• **WHAT THIS TASK INVOLVES**: Extract every line of the records below verbatim, leaving out the pictures.

>> begin

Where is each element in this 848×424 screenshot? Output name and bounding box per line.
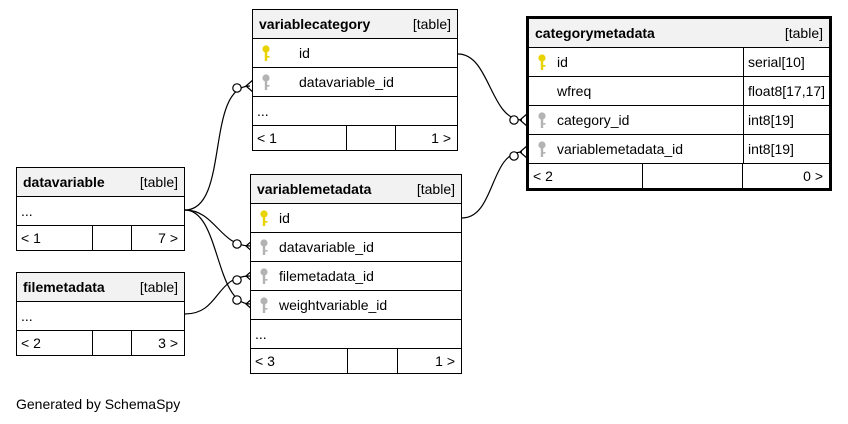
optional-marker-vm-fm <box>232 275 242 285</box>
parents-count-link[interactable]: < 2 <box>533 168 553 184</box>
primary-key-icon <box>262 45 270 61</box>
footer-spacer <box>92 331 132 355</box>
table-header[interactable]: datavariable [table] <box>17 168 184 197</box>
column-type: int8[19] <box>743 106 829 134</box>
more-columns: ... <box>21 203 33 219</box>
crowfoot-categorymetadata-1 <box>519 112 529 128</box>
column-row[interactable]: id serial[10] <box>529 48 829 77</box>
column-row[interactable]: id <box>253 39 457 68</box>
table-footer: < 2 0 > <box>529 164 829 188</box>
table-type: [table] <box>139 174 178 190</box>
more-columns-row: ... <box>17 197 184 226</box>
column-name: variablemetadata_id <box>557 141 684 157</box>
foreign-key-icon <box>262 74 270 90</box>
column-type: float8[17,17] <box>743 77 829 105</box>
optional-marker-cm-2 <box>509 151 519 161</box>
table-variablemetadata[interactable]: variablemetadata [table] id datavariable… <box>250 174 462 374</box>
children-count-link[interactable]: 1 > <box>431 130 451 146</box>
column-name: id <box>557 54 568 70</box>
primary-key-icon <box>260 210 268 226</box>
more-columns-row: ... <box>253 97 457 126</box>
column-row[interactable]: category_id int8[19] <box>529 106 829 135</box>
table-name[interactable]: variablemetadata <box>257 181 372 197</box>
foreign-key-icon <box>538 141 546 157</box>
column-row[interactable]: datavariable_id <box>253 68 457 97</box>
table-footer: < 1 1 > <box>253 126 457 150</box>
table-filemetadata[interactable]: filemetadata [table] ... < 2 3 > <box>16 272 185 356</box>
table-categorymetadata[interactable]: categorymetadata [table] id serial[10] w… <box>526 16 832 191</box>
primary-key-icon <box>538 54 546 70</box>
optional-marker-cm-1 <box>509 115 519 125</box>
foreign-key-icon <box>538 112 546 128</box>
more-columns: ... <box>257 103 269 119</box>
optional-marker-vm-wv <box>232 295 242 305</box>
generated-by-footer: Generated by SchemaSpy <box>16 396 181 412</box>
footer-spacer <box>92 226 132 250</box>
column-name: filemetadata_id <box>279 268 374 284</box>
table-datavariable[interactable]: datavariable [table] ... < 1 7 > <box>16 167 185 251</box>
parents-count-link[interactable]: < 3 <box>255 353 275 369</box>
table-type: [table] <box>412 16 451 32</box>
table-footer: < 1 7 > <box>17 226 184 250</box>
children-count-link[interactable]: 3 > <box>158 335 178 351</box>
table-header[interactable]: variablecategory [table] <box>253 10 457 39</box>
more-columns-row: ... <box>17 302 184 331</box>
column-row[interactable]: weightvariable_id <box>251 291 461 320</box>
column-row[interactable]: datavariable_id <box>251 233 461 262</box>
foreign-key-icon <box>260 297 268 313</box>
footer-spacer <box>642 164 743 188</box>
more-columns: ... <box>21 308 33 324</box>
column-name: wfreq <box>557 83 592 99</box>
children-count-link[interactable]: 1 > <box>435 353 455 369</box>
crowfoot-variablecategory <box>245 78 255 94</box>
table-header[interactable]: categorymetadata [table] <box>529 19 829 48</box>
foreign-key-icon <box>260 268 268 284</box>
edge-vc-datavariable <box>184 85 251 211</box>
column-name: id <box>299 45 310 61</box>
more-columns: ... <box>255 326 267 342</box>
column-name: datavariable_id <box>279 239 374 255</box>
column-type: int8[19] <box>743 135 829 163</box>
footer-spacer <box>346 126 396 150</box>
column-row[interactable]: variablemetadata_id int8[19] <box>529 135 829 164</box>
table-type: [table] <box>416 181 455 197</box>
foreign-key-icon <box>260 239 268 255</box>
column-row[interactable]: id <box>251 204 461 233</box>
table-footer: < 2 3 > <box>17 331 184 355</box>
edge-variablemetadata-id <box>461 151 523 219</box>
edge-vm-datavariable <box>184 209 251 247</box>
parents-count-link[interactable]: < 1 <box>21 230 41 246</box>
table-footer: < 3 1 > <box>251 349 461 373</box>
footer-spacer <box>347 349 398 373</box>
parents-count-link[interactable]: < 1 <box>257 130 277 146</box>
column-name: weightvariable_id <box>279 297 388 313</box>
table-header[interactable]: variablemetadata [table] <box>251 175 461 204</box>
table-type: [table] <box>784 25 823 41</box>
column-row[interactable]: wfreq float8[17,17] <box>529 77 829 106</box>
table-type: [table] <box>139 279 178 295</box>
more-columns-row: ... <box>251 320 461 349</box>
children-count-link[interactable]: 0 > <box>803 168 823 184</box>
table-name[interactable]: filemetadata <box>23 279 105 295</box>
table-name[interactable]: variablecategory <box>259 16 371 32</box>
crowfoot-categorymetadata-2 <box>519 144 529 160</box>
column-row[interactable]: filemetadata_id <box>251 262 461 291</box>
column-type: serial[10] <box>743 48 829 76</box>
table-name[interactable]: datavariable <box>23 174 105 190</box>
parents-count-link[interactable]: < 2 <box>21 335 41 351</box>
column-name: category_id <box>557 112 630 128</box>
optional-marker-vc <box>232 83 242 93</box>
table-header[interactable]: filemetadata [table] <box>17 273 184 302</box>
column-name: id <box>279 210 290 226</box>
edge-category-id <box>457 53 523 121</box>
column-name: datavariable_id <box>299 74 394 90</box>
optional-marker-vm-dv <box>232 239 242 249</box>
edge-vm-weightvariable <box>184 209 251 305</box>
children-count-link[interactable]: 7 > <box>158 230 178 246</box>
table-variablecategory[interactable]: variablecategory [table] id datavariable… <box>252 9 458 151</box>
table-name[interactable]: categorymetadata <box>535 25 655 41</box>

>> end

• **ANSWER TO THIS PROBLEM**:
Where is each element in this 848×424 screenshot? Output name and bounding box per line.
optional-marker-vm-fm <box>232 275 242 285</box>
parents-count-link[interactable]: < 2 <box>533 168 553 184</box>
primary-key-icon <box>262 45 270 61</box>
footer-spacer <box>92 331 132 355</box>
table-header[interactable]: datavariable [table] <box>17 168 184 197</box>
column-type: int8[19] <box>743 106 829 134</box>
more-columns: ... <box>21 203 33 219</box>
crowfoot-categorymetadata-1 <box>519 112 529 128</box>
column-row[interactable]: id serial[10] <box>529 48 829 77</box>
column-row[interactable]: id <box>253 39 457 68</box>
table-footer: < 2 0 > <box>529 164 829 188</box>
table-type: [table] <box>139 174 178 190</box>
more-columns-row: ... <box>17 197 184 226</box>
column-name: variablemetadata_id <box>557 141 684 157</box>
foreign-key-icon <box>262 74 270 90</box>
column-type: float8[17,17] <box>743 77 829 105</box>
optional-marker-cm-2 <box>509 151 519 161</box>
table-variablemetadata[interactable]: variablemetadata [table] id datavariable… <box>250 174 462 374</box>
children-count-link[interactable]: 1 > <box>431 130 451 146</box>
column-name: id <box>557 54 568 70</box>
primary-key-icon <box>260 210 268 226</box>
more-columns-row: ... <box>253 97 457 126</box>
column-row[interactable]: category_id int8[19] <box>529 106 829 135</box>
table-name[interactable]: variablemetadata <box>257 181 372 197</box>
foreign-key-icon <box>538 141 546 157</box>
column-row[interactable]: datavariable_id <box>253 68 457 97</box>
table-footer: < 1 1 > <box>253 126 457 150</box>
table-filemetadata[interactable]: filemetadata [table] ... < 2 3 > <box>16 272 185 356</box>
table-categorymetadata[interactable]: categorymetadata [table] id serial[10] w… <box>526 16 832 191</box>
primary-key-icon <box>538 54 546 70</box>
optional-marker-cm-1 <box>509 115 519 125</box>
foreign-key-icon <box>538 112 546 128</box>
more-columns: ... <box>257 103 269 119</box>
optional-marker-vm-wv <box>232 295 242 305</box>
generated-by-footer: Generated by SchemaSpy <box>16 396 181 412</box>
footer-spacer <box>92 226 132 250</box>
column-name: filemetadata_id <box>279 268 374 284</box>
table-datavariable[interactable]: datavariable [table] ... < 1 7 > <box>16 167 185 251</box>
parents-count-link[interactable]: < 3 <box>255 353 275 369</box>
table-type: [table] <box>412 16 451 32</box>
table-footer: < 1 7 > <box>17 226 184 250</box>
children-count-link[interactable]: 3 > <box>158 335 178 351</box>
table-header[interactable]: variablecategory [table] <box>253 10 457 39</box>
more-columns-row: ... <box>17 302 184 331</box>
column-row[interactable]: weightvariable_id <box>251 291 461 320</box>
column-row[interactable]: datavariable_id <box>251 233 461 262</box>
foreign-key-icon <box>260 297 268 313</box>
footer-spacer <box>642 164 743 188</box>
more-columns: ... <box>21 308 33 324</box>
column-name: wfreq <box>557 83 592 99</box>
children-count-link[interactable]: 1 > <box>435 353 455 369</box>
crowfoot-variablecategory <box>245 78 255 94</box>
table-header[interactable]: categorymetadata [table] <box>529 19 829 48</box>
foreign-key-icon <box>260 268 268 284</box>
edge-vc-datavariable <box>184 85 251 211</box>
column-name: id <box>299 45 310 61</box>
more-columns: ... <box>255 326 267 342</box>
column-name: datavariable_id <box>279 239 374 255</box>
column-type: int8[19] <box>743 135 829 163</box>
footer-spacer <box>346 126 396 150</box>
column-row[interactable]: variablemetadata_id int8[19] <box>529 135 829 164</box>
table-type: [table] <box>416 181 455 197</box>
foreign-key-icon <box>260 239 268 255</box>
column-row[interactable]: id <box>251 204 461 233</box>
table-footer: < 2 3 > <box>17 331 184 355</box>
edge-variablemetadata-id <box>461 151 523 219</box>
edge-vm-datavariable <box>184 209 251 247</box>
parents-count-link[interactable]: < 1 <box>21 230 41 246</box>
table-footer: < 3 1 > <box>251 349 461 373</box>
footer-spacer <box>347 349 398 373</box>
parents-count-link[interactable]: < 1 <box>257 130 277 146</box>
column-name: weightvariable_id <box>279 297 388 313</box>
table-header[interactable]: variablemetadata [table] <box>251 175 461 204</box>
table-type: [table] <box>784 25 823 41</box>
column-row[interactable]: wfreq float8[17,17] <box>529 77 829 106</box>
table-type: [table] <box>139 279 178 295</box>
more-columns-row: ... <box>251 320 461 349</box>
children-count-link[interactable]: 0 > <box>803 168 823 184</box>
table-name[interactable]: filemetadata <box>23 279 105 295</box>
table-name[interactable]: variablecategory <box>259 16 371 32</box>
crowfoot-categorymetadata-2 <box>519 144 529 160</box>
column-row[interactable]: filemetadata_id <box>251 262 461 291</box>
column-type: serial[10] <box>743 48 829 76</box>
table-name[interactable]: datavariable <box>23 174 105 190</box>
parents-count-link[interactable]: < 2 <box>21 335 41 351</box>
column-name: category_id <box>557 112 630 128</box>
optional-marker-vc <box>232 83 242 93</box>
table-header[interactable]: filemetadata [table] <box>17 273 184 302</box>
column-name: id <box>279 210 290 226</box>
edge-category-id <box>457 53 523 121</box>
column-name: datavariable_id <box>299 74 394 90</box>
optional-marker-vm-dv <box>232 239 242 249</box>
edge-vm-weightvariable <box>184 209 251 305</box>
children-count-link[interactable]: 7 > <box>158 230 178 246</box>
table-variablecategory[interactable]: variablecategory [table] id datavariable… <box>252 9 458 151</box>
table-name[interactable]: categorymetadata <box>535 25 655 41</box>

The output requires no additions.